* Start *

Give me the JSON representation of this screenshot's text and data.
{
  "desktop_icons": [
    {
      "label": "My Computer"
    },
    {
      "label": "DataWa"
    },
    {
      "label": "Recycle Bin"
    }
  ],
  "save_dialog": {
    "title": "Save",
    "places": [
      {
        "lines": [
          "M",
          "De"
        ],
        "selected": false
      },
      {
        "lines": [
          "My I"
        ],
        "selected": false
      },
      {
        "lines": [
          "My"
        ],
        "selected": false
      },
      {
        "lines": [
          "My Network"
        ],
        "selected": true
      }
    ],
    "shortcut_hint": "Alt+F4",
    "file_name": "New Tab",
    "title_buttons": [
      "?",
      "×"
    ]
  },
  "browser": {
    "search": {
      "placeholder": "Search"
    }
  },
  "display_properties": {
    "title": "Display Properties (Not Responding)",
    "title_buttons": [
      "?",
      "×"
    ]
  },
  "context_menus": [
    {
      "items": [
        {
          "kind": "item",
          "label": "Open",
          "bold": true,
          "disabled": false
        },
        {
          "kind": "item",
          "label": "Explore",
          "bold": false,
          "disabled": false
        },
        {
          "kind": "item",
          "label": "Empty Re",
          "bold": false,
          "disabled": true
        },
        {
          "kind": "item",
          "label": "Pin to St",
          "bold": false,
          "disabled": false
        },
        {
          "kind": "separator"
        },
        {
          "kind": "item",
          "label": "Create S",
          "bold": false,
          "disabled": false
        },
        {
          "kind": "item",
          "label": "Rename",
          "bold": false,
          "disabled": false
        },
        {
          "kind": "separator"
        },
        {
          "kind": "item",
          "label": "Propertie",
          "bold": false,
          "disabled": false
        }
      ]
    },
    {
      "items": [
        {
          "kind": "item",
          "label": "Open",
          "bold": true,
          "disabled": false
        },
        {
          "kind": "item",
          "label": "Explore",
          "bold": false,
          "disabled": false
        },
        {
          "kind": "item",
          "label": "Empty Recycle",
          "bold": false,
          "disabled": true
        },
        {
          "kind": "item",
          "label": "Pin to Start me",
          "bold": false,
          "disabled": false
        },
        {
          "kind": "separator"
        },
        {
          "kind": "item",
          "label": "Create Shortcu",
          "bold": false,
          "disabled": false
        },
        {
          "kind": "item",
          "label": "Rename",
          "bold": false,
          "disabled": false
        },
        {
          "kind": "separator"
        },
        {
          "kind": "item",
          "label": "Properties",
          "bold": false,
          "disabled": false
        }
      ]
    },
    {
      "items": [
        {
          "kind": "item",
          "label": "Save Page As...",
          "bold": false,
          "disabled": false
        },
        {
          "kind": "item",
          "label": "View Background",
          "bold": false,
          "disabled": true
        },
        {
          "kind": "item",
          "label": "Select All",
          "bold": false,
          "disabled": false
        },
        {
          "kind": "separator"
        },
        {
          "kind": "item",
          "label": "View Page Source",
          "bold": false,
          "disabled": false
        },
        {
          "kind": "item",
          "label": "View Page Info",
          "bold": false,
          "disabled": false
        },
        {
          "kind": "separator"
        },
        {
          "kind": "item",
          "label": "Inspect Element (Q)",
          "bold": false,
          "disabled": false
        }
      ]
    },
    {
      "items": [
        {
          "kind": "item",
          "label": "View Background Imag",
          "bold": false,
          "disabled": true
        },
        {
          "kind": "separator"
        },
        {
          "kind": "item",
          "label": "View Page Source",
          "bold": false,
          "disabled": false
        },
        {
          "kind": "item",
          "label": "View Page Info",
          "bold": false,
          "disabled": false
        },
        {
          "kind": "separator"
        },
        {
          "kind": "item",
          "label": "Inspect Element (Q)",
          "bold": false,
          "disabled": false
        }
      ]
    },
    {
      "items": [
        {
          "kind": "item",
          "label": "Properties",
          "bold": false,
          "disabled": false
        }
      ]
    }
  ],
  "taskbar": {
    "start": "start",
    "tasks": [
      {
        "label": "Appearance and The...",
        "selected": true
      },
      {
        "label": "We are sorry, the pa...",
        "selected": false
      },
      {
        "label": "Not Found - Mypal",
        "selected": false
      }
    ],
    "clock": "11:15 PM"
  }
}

* End *

▶ [What is required] Write out the material exactly as given.

▶ [Task result]
Give me the JSON representation of this screenshot's text and data.
{
  "desktop_icons": [
    {
      "label": "My Computer"
    },
    {
      "label": "DataWa"
    },
    {
      "label": "Recycle Bin"
    }
  ],
  "save_dialog": {
    "title": "Save",
    "places": [
      {
        "lines": [
          "M",
          "De"
        ],
        "selected": false
      },
      {
        "lines": [
          "My I"
        ],
        "selected": false
      },
      {
        "lines": [
          "My"
        ],
        "selected": false
      },
      {
        "lines": [
          "My Network"
        ],
        "selected": true
      }
    ],
    "shortcut_hint": "Alt+F4",
    "file_name": "New Tab",
    "title_buttons": [
      "?",
      "×"
    ]
  },
  "browser": {
    "search": {
      "placeholder": "Search"
    }
  },
  "display_properties": {
    "title": "Display Properties (Not Responding)",
    "title_buttons": [
      "?",
      "×"
    ]
  },
  "context_menus": [
    {
      "items": [
        {
          "kind": "item",
          "label": "Open",
          "bold": true,
          "disabled": false
        },
        {
          "kind": "item",
          "label": "Explore",
          "bold": false,
          "disabled": false
        },
        {
          "kind": "item",
          "label": "Empty Re",
          "bold": false,
          "disabled": true
        },
        {
          "kind": "item",
          "label": "Pin to St",
          "bold": false,
          "disabled": false
        },
        {
          "kind": "separator"
        },
        {
          "kind": "item",
          "label": "Create S",
          "bold": false,
          "disabled": false
        },
        {
          "kind": "item",
          "label": "Rename",
          "bold": false,
          "disabled": false
        },
        {
          "kind": "separator"
        },
        {
          "kind": "item",
          "label": "Propertie",
          "bold": false,
          "disabled": false
        }
      ]
    },
    {
      "items": [
        {
          "kind": "item",
          "label": "Open",
          "bold": true,
          "disabled": false
        },
        {
          "kind": "item",
          "label": "Explore",
          "bold": false,
          "disabled": false
        },
        {
          "kind": "item",
          "label": "Empty Recycle",
          "bold": false,
          "disabled": true
        },
        {
          "kind": "item",
          "label": "Pin to Start me",
          "bold": false,
          "disabled": false
        },
        {
          "kind": "separator"
        },
        {
          "kind": "item",
          "label": "Create Shortcu",
          "bold": false,
          "disabled": false
        },
        {
          "kind": "item",
          "label": "Rename",
          "bold": false,
          "disabled": false
        },
        {
          "kind": "separator"
        },
        {
          "kind": "item",
          "label": "Properties",
          "bold": false,
          "disabled": false
        }
      ]
    },
    {
      "items": [
        {
          "kind": "item",
          "label": "Save Page As...",
          "bold": false,
          "disabled": false
        },
        {
          "kind": "item",
          "label": "View Background",
          "bold": false,
          "disabled": true
        },
        {
          "kind": "item",
          "label": "Select All",
          "bold": false,
          "disabled": false
        },
        {
          "kind": "separator"
        },
        {
          "kind": "item",
          "label": "View Page Source",
          "bold": false,
          "disabled": false
        },
        {
          "kind": "item",
          "label": "View Page Info",
          "bold": false,
          "disabled": false
        },
        {
          "kind": "separator"
        },
        {
          "kind": "item",
          "label": "Inspect Element (Q)",
          "bold": false,
          "disabled": false
        }
      ]
    },
    {
      "items": [
        {
          "kind": "item",
          "label": "View Background Imag",
          "bold": false,
          "disabled": true
        },
        {
          "kind": "separator"
        },
        {
          "kind": "item",
          "label": "View Page Source",
          "bold": false,
          "disabled": false
        },
        {
          "kind": "item",
          "label": "View Page Info",
          "bold": false,
          "disabled": false
        },
        {
          "kind": "separator"
        },
        {
          "kind": "item",
          "label": "Inspect Element (Q)",
          "bold": false,
          "disabled": false
        }
      ]
    },
    {
      "items": [
        {
          "kind": "item",
          "label": "Properties",
          "bold": false,
          "disabled": false
        }
      ]
    }
  ],
  "taskbar": {
    "start": "start",
    "tasks": [
      {
        "label": "Appearance and The...",
        "selected": true
      },
      {
        "label": "We are sorry, the pa...",
        "selected": false
      },
      {
        "label": "Not Found - Mypal",
        "selected": false
      }
    ],
    "clock": "11:15 PM"
  }
}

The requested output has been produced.